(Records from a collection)
◇ ◇ ◇ ◇
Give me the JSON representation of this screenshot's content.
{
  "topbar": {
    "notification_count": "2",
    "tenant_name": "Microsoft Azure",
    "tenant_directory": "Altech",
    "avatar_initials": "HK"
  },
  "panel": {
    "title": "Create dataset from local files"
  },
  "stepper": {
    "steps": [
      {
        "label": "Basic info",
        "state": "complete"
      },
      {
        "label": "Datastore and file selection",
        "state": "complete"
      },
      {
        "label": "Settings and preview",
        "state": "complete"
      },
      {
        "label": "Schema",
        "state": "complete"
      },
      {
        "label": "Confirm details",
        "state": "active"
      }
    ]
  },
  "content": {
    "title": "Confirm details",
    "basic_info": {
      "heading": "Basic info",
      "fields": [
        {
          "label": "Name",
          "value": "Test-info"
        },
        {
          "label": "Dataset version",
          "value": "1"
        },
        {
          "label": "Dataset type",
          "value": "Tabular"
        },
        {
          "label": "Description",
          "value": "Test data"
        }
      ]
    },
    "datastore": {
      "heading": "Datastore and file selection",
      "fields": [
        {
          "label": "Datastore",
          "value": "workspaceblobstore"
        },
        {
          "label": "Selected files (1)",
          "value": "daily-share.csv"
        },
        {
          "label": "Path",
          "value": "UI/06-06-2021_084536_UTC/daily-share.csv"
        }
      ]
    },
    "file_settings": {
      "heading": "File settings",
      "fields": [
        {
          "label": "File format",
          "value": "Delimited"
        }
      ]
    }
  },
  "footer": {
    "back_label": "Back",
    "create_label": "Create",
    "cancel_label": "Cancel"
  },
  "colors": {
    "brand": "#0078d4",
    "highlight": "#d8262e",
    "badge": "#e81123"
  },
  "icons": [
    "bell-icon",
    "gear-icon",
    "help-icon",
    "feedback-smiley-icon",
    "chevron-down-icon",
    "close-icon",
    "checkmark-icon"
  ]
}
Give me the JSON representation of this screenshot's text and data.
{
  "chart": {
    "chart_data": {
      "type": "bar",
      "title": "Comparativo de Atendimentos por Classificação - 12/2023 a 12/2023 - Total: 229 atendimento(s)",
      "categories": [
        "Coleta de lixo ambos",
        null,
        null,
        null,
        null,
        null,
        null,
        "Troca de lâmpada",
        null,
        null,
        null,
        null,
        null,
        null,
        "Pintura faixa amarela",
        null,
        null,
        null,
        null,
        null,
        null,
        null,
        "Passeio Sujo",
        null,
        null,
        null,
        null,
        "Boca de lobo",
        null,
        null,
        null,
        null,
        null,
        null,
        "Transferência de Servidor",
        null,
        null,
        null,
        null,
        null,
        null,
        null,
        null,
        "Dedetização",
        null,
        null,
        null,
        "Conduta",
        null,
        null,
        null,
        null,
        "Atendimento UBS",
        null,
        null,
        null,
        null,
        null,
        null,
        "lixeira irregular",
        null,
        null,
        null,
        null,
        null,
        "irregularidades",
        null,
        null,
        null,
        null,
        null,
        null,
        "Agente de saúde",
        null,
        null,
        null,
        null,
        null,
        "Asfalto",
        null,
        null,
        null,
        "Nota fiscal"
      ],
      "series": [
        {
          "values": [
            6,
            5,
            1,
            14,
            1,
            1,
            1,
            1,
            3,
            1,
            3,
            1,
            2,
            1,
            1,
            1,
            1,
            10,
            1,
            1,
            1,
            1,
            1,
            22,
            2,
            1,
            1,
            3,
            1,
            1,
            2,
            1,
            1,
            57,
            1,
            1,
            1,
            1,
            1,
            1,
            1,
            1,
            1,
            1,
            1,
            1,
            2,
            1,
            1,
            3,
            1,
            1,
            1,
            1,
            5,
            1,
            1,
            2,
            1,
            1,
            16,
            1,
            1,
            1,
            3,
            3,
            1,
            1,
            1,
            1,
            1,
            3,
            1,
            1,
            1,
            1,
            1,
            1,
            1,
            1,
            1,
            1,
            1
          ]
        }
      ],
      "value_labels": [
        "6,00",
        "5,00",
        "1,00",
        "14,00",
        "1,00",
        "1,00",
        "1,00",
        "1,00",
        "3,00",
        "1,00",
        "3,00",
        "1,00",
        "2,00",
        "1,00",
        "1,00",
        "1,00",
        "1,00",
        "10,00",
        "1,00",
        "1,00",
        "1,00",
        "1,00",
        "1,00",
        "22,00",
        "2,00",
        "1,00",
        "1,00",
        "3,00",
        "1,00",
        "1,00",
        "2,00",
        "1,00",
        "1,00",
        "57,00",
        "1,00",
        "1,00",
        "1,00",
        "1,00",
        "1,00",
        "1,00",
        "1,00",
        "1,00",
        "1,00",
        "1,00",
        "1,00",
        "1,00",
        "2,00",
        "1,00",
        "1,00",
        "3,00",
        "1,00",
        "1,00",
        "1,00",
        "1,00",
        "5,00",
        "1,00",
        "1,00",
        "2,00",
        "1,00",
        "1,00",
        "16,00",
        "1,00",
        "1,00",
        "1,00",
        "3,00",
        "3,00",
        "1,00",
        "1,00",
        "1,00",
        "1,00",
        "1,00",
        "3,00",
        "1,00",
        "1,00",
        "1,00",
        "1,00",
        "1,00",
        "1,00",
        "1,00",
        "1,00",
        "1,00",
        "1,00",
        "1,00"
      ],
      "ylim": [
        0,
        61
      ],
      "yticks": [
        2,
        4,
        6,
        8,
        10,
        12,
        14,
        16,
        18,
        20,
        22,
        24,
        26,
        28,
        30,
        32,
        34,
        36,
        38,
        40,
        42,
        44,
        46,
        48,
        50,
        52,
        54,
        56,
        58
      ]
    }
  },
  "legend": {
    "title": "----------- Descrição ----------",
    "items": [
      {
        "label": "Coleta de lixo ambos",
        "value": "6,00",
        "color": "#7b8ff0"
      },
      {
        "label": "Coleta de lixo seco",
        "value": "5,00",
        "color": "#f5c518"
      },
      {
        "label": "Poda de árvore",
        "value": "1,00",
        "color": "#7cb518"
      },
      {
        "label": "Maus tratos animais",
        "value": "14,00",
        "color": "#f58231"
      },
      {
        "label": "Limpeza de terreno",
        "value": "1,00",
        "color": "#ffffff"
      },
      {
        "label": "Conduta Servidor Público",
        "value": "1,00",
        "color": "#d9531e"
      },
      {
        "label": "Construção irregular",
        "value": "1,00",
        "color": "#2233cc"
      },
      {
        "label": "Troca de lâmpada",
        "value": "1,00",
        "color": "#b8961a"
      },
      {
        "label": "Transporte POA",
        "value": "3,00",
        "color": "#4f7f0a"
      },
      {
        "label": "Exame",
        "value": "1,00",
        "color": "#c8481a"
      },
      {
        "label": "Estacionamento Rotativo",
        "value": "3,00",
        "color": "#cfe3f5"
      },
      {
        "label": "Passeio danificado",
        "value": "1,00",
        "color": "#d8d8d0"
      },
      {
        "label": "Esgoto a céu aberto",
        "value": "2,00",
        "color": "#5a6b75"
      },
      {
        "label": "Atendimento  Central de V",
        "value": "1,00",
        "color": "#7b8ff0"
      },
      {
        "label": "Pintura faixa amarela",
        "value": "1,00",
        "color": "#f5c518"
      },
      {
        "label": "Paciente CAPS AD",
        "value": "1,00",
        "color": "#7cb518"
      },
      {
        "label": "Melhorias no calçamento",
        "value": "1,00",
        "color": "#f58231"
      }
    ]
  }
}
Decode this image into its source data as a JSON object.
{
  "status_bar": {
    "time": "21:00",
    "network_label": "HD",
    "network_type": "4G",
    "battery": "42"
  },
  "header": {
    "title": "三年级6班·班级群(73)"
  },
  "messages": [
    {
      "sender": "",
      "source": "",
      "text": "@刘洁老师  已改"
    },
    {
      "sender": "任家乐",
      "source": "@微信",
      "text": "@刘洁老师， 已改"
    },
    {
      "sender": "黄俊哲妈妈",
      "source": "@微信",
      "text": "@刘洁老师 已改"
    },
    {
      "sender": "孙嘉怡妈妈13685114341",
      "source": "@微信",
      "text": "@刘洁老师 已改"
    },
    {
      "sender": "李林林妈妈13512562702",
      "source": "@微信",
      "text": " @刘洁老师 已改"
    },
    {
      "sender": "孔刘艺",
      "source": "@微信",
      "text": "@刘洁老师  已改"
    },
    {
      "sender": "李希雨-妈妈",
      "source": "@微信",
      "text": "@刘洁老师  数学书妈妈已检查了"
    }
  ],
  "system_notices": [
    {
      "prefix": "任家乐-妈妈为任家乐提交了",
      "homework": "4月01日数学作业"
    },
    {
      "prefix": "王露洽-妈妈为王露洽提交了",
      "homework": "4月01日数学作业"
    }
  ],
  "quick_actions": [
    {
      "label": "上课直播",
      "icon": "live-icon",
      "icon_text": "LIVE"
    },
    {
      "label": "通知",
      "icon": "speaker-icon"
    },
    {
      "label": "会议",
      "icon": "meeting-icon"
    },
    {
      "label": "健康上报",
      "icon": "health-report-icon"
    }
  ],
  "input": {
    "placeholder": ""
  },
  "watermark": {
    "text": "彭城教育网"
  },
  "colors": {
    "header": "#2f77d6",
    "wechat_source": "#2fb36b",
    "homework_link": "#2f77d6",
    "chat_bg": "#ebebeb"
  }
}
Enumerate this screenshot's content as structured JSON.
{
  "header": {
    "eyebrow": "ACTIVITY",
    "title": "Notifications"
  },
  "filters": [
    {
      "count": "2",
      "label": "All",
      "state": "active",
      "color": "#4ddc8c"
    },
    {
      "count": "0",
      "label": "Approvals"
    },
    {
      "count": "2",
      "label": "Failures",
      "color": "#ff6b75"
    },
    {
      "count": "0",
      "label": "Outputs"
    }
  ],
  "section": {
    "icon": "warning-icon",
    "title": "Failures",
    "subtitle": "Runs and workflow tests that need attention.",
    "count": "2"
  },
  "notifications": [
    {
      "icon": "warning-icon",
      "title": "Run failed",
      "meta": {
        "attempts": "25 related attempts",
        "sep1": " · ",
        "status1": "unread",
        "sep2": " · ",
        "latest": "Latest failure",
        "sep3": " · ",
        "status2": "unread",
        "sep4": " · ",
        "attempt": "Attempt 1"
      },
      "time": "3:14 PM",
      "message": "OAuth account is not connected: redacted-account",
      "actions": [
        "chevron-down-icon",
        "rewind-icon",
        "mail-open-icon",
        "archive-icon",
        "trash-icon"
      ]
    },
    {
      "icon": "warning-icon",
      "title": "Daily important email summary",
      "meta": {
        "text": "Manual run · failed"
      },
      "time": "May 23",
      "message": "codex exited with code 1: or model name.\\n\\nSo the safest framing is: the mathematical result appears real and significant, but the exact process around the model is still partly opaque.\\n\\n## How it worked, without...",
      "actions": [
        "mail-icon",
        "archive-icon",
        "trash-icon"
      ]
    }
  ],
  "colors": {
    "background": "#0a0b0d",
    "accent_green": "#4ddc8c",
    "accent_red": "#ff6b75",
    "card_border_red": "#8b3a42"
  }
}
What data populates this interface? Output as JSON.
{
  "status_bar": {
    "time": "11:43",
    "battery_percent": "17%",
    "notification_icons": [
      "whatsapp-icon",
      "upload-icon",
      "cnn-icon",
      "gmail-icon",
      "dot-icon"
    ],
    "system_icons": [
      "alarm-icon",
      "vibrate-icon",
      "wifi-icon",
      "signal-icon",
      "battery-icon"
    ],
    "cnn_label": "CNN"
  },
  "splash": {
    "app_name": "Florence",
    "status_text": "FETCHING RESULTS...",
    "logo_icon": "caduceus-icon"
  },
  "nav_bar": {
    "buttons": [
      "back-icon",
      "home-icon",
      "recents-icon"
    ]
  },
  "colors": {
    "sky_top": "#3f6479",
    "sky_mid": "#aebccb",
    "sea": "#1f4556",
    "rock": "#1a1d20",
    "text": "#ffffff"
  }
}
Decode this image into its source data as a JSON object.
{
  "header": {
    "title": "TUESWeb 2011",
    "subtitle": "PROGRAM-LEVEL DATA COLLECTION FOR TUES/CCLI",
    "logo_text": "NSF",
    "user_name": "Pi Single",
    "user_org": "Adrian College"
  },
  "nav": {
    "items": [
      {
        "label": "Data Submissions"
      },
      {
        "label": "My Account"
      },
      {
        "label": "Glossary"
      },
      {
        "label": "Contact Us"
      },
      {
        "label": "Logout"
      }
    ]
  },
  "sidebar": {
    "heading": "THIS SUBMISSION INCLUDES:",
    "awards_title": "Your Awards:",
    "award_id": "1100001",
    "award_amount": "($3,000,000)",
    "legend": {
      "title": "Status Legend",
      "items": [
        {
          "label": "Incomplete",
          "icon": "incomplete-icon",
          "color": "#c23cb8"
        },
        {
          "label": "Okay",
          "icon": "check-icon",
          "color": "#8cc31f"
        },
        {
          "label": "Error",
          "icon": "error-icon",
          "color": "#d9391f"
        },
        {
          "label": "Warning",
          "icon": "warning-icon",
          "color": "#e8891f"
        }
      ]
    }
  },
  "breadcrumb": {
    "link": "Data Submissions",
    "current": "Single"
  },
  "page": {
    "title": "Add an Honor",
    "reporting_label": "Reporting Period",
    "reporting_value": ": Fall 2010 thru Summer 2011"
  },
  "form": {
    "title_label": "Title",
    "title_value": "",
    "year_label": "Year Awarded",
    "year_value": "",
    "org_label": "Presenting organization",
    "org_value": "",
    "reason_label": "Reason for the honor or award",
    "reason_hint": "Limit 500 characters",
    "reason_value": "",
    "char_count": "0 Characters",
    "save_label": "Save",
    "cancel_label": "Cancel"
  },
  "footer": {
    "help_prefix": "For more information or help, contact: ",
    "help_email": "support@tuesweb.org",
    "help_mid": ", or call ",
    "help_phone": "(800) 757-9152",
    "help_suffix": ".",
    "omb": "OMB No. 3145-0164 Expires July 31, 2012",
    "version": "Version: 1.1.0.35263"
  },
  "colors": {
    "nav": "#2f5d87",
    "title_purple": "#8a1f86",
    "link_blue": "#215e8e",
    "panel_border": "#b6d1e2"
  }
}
◇ ◇ ◇ ◇
Each line that has the word "selection" should be copied.

**Answer to the exercise**
        "label": "Datastore and file selection",
      "heading": "Datastore and file selection",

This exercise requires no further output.